[A block of data]
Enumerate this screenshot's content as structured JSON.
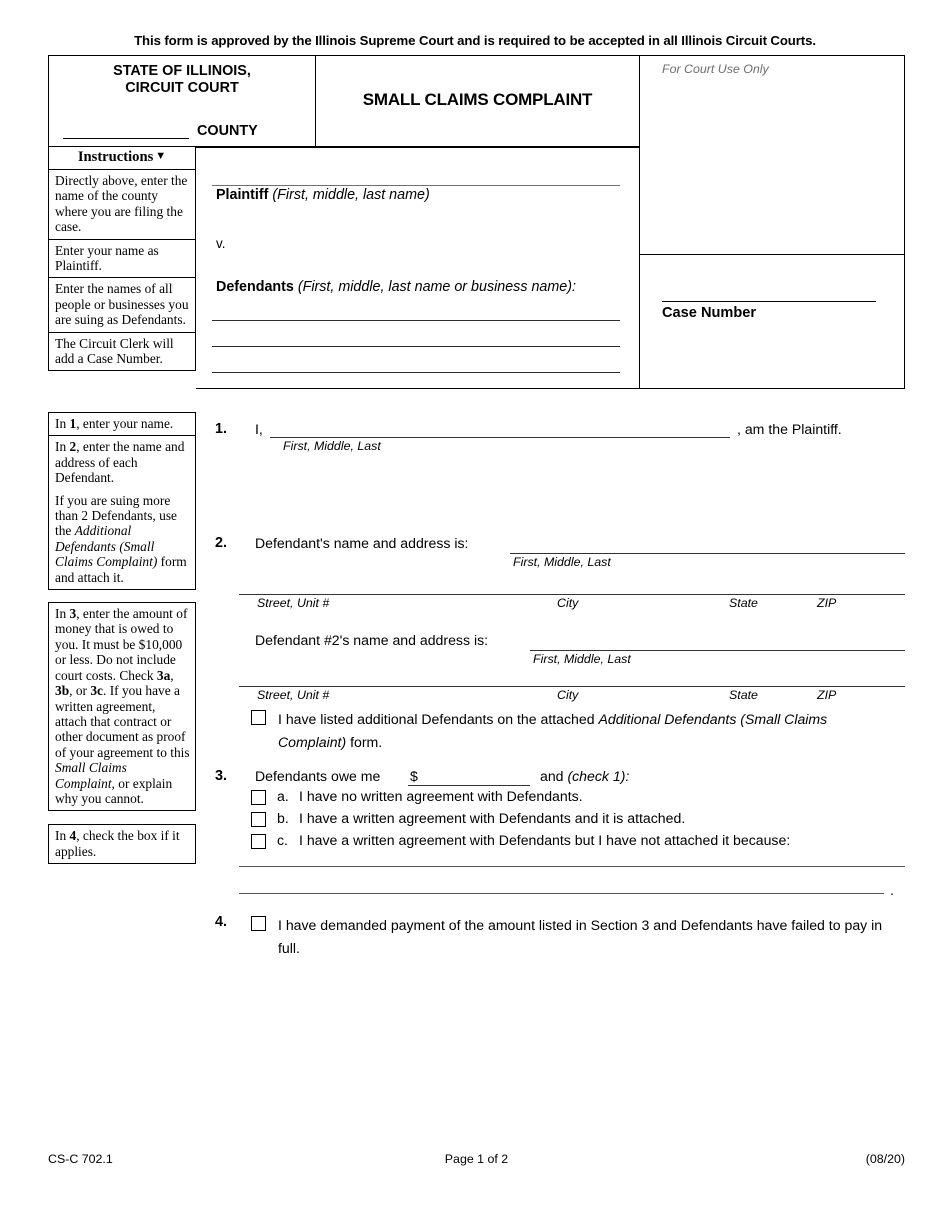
{
  "approval_notice": "This form is approved by the Illinois Supreme Court and is required to be accepted in all Illinois Circuit Courts.",
  "caption": {
    "state_line1": "STATE OF ILLINOIS,",
    "state_line2": "CIRCUIT COURT",
    "county_label": "COUNTY",
    "form_title": "SMALL CLAIMS COMPLAINT",
    "court_use_only": "For Court Use Only",
    "case_number_label": "Case Number"
  },
  "instructions_header": {
    "label": "Instructions",
    "caret_icon": "chevron-down-icon"
  },
  "instructions": [
    "Directly above, enter the name of the county where you are filing the case.",
    "Enter your name as Plaintiff.",
    "Enter the names of all people or businesses you are suing as Defendants.",
    "The Circuit Clerk will add a Case Number."
  ],
  "parties": {
    "plaintiff_label": "Plaintiff",
    "plaintiff_hint": "(First, middle, last name)",
    "versus": "v.",
    "defendants_label": "Defendants",
    "defendants_hint": "(First, middle, last name or business name):"
  },
  "body_instructions": {
    "box1": "In 1, enter your name.",
    "box2_p1": "In 2, enter the name and address of each Defendant.",
    "box2_p2_a": "If you are suing more than 2 Defendants, use the ",
    "box2_p2_i": "Additional Defendants (Small Claims Complaint)",
    "box2_p2_b": " form and attach it.",
    "box3_a": "In 3, enter the amount of money that is owed to you. It must be $10,000 or less. Do not include court costs. Check 3a, 3b, or 3c. If you have a written agreement, attach that contract or other document as proof of your agreement to this ",
    "box3_i": "Small Claims Complaint,",
    "box3_b": " or explain why you cannot.",
    "box4": "In 4, check the box if it applies."
  },
  "sections": {
    "s1": {
      "number": "1.",
      "i_word": "I,",
      "sub_label": "First, Middle, Last",
      "tail": ", am the Plaintiff."
    },
    "s2": {
      "number": "2.",
      "label1": "Defendant's name and address is:",
      "sub1": "First, Middle, Last",
      "addr_street": "Street, Unit #",
      "addr_city": "City",
      "addr_state": "State",
      "addr_zip": "ZIP",
      "label2": "Defendant #2's name and address is:",
      "sub2": "First, Middle, Last",
      "checkbox_text_a": "I have listed additional Defendants on the attached ",
      "checkbox_text_i": "Additional Defendants (Small Claims Complaint)",
      "checkbox_text_b": " form.",
      "checkbox_state": "unchecked"
    },
    "s3": {
      "number": "3.",
      "label": "Defendants owe me",
      "dollar_sign": "$",
      "amount_value": "",
      "and_check": "and",
      "check_one": "(check 1):",
      "options": [
        {
          "letter": "a.",
          "text": "I have no written agreement with Defendants.",
          "state": "unchecked"
        },
        {
          "letter": "b.",
          "text": "I have a written agreement with Defendants and it is attached.",
          "state": "unchecked"
        },
        {
          "letter": "c.",
          "text": "I have a written agreement with Defendants but I have not attached it because:",
          "state": "unchecked"
        }
      ],
      "explanation_line1": "",
      "explanation_line2": "",
      "period": "."
    },
    "s4": {
      "number": "4.",
      "text": "I have demanded payment of the amount listed in Section 3 and Defendants have failed to pay in full.",
      "checkbox_state": "unchecked"
    }
  },
  "footer": {
    "form_code": "CS-C 702.1",
    "page_label": "Page 1 of 2",
    "revision": "(08/20)"
  }
}
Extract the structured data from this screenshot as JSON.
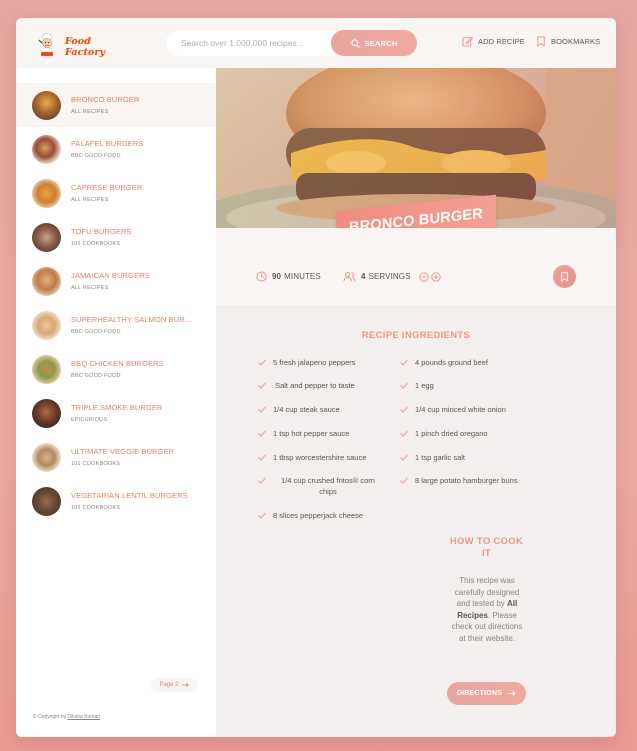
{
  "header": {
    "logo_text": "Food Factory",
    "search_placeholder": "Search over 1,000,000 recipes...",
    "search_label": "SEARCH",
    "add_recipe_label": "ADD RECIPE",
    "bookmarks_label": "BOOKMARKS"
  },
  "sidebar": {
    "results": [
      {
        "title": "BRONCO BURGER",
        "publisher": "ALL RECIPES",
        "active": true
      },
      {
        "title": "FALAFEL BURGERS",
        "publisher": "BBC GOOD FOOD"
      },
      {
        "title": "CAPRESE BURGER",
        "publisher": "ALL RECIPES"
      },
      {
        "title": "TOFU BURGERS",
        "publisher": "101 COOKBOOKS"
      },
      {
        "title": "JAMAICAN BURGERS",
        "publisher": "ALL RECIPES"
      },
      {
        "title": "SUPERHEALTHY SALMON BURGE...",
        "publisher": "BBC GOOD FOOD"
      },
      {
        "title": "BBQ CHICKEN BURGERS",
        "publisher": "BBC GOOD FOOD"
      },
      {
        "title": "TRIPLE SMOKE BURGER",
        "publisher": "EPICURIOUS"
      },
      {
        "title": "ULTIMATE VEGGIE BURGER",
        "publisher": "101 COOKBOOKS"
      },
      {
        "title": "VEGETARIAN LENTIL BURGERS",
        "publisher": "101 COOKBOOKS"
      }
    ],
    "pagination_label": "Page 2",
    "copyright_prefix": "© Copyright by",
    "copyright_author": "Diksha Kumari"
  },
  "recipe": {
    "title": "BRONCO BURGER",
    "minutes": "90",
    "minutes_label": "MINUTES",
    "servings": "4",
    "servings_label": "SERVINGS",
    "ingredients_title": "RECIPE INGREDIENTS",
    "ingredients": [
      "5 fresh jalapeno peppers",
      "4 pounds ground beef",
      " Salt and pepper to taste",
      "1 egg",
      "1/4 cup steak sauce",
      "1/4 cup minced white onion",
      "1 tsp hot pepper sauce",
      "1 pinch dried oregano",
      "1 tbsp worcestershire sauce",
      "1 tsp garlic salt",
      "1/4 cup crushed fritos® corn chips",
      "8 large potato hamburger buns",
      "8 slices pepperjack cheese"
    ],
    "cook_title": "HOW TO COOK IT",
    "cook_text_before": "This recipe was carefully designed and tested by",
    "cook_publisher": "All Recipes",
    "cook_text_after": ". Please check out directions at their website.",
    "directions_label": "DIRECTIONS"
  },
  "colors": {
    "accent": "#f38e82",
    "accent_light": "#fbdb89",
    "text": "#615551",
    "muted": "#8d847f"
  }
}
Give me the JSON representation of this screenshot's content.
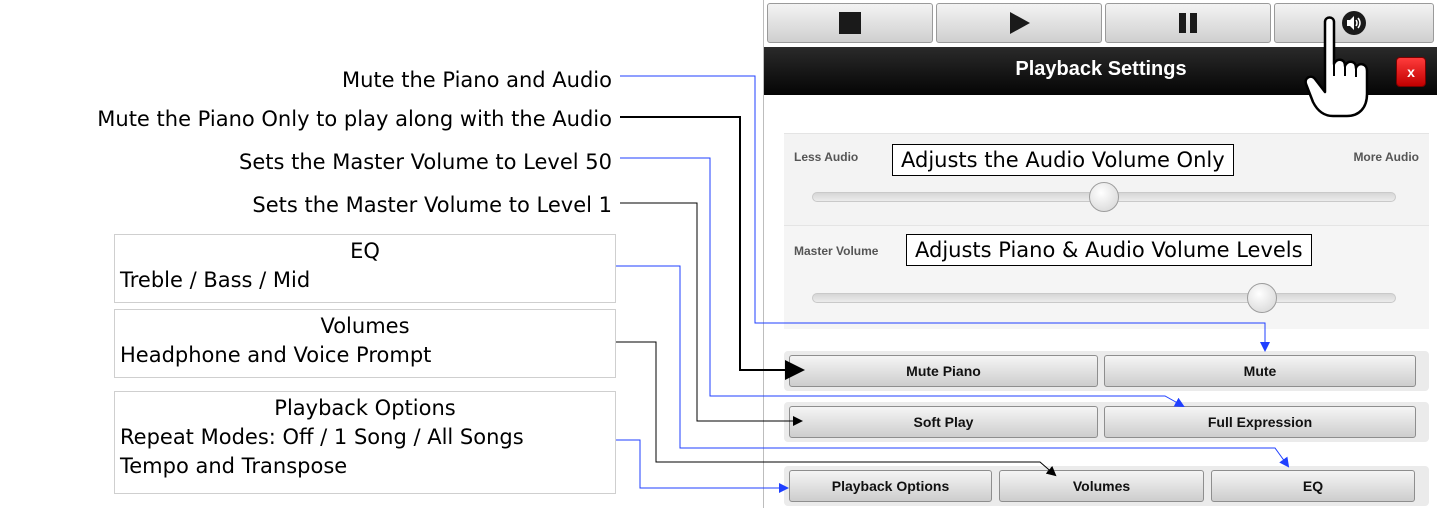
{
  "annotations": {
    "mute_all": "Mute the Piano and Audio",
    "mute_piano": "Mute the Piano Only to play along with the Audio",
    "master50": "Sets the Master Volume to Level 50",
    "master1": "Sets the Master Volume to Level 1",
    "eq_title": "EQ",
    "eq_desc": "Treble / Bass / Mid",
    "vol_title": "Volumes",
    "vol_desc": "Headphone and Voice Prompt",
    "po_title": "Playback Options",
    "po_desc1": "Repeat Modes: Off / 1 Song / All Songs",
    "po_desc2": "Tempo and Transpose",
    "audio_callout": "Adjusts the Audio Volume Only",
    "master_callout": "Adjusts Piano & Audio Volume Levels"
  },
  "transport": {
    "buttons": [
      "stop-icon",
      "play-icon",
      "pause-icon",
      "speaker-icon"
    ]
  },
  "dialog": {
    "title": "Playback Settings",
    "close_label": "x",
    "less_audio": "Less Audio",
    "more_audio": "More Audio",
    "master_volume_label": "Master Volume",
    "audio_slider_value": 0.5,
    "master_slider_value": 0.77,
    "buttons": {
      "mute_piano": "Mute Piano",
      "mute": "Mute",
      "soft_play": "Soft Play",
      "full_expression": "Full Expression",
      "playback_options": "Playback Options",
      "volumes": "Volumes",
      "eq": "EQ"
    }
  },
  "colors": {
    "accent_line": "#1f3fff",
    "close": "#d40000"
  }
}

What this task involves:
Everything from the line with "Give me the" through the end of the records above, and nothing else, is to be quoted exactly; please leave the pictures out.

Answer in full:
Give me the JSON representation of this screenshot's content.
{
  "annotations": {
    "mute_all": "Mute the Piano and Audio",
    "mute_piano": "Mute the Piano Only to play along with the Audio",
    "master50": "Sets the Master Volume to Level 50",
    "master1": "Sets the Master Volume to Level 1",
    "eq_title": "EQ",
    "eq_desc": "Treble / Bass / Mid",
    "vol_title": "Volumes",
    "vol_desc": "Headphone and Voice Prompt",
    "po_title": "Playback Options",
    "po_desc1": "Repeat Modes: Off / 1 Song / All Songs",
    "po_desc2": "Tempo and Transpose",
    "audio_callout": "Adjusts the Audio Volume Only",
    "master_callout": "Adjusts Piano & Audio Volume Levels"
  },
  "transport": {
    "buttons": [
      "stop-icon",
      "play-icon",
      "pause-icon",
      "speaker-icon"
    ]
  },
  "dialog": {
    "title": "Playback Settings",
    "close_label": "x",
    "less_audio": "Less Audio",
    "more_audio": "More Audio",
    "master_volume_label": "Master Volume",
    "audio_slider_value": 0.5,
    "master_slider_value": 0.77,
    "buttons": {
      "mute_piano": "Mute Piano",
      "mute": "Mute",
      "soft_play": "Soft Play",
      "full_expression": "Full Expression",
      "playback_options": "Playback Options",
      "volumes": "Volumes",
      "eq": "EQ"
    }
  },
  "colors": {
    "accent_line": "#1f3fff",
    "close": "#d40000"
  }
}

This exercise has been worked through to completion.